Task requirements
In the entries, find all lines that hold the word "well" and copy them.

====== Records supplied

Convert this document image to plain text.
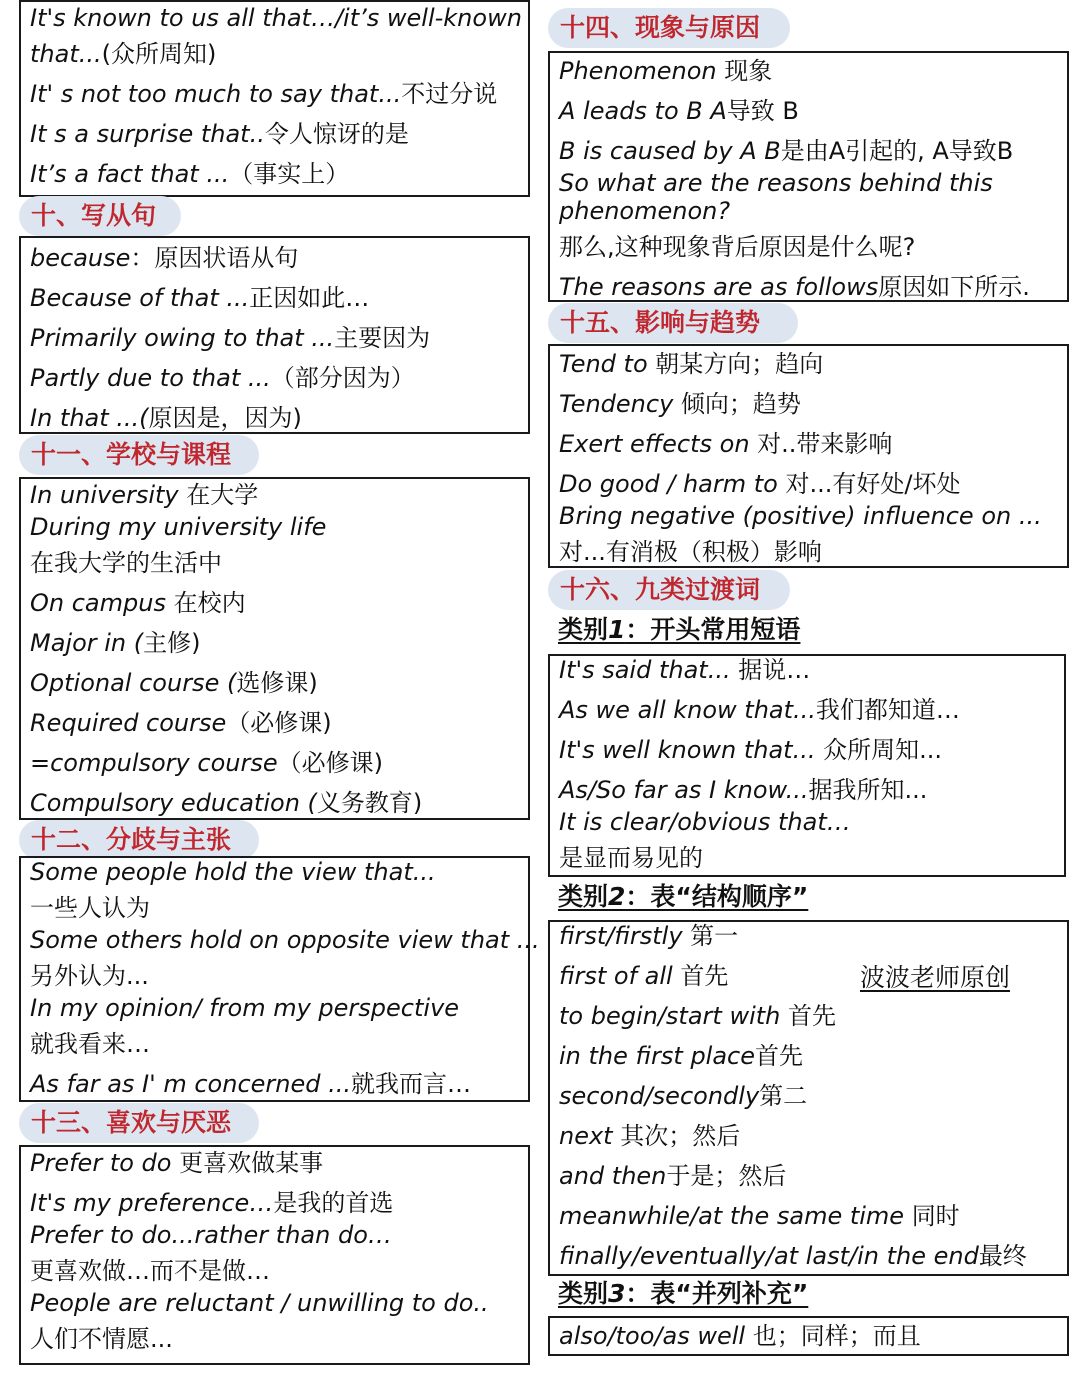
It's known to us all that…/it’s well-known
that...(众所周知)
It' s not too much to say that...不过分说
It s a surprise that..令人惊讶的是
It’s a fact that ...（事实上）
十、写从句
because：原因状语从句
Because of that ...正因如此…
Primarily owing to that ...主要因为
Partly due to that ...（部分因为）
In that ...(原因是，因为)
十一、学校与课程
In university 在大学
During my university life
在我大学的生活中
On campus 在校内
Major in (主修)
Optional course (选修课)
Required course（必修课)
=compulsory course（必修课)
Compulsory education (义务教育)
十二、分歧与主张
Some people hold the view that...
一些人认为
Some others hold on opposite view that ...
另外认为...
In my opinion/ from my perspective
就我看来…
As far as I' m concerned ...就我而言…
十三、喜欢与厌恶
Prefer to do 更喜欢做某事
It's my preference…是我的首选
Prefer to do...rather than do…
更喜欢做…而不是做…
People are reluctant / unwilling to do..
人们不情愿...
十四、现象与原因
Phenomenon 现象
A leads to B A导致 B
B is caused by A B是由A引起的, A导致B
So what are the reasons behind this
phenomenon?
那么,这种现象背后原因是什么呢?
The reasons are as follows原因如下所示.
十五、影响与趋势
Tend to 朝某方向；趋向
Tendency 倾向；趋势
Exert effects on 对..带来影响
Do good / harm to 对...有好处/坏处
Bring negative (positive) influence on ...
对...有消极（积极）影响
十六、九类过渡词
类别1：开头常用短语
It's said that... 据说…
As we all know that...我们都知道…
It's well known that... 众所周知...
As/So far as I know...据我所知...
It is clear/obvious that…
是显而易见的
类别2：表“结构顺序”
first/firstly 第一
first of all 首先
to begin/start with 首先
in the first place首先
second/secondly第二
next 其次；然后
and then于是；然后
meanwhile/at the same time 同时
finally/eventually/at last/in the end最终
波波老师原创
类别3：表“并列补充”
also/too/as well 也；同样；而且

============

Answer
It's known to us all that…/it’s well-known
It's well known that... 众所周知...
also/too/as well 也；同样；而且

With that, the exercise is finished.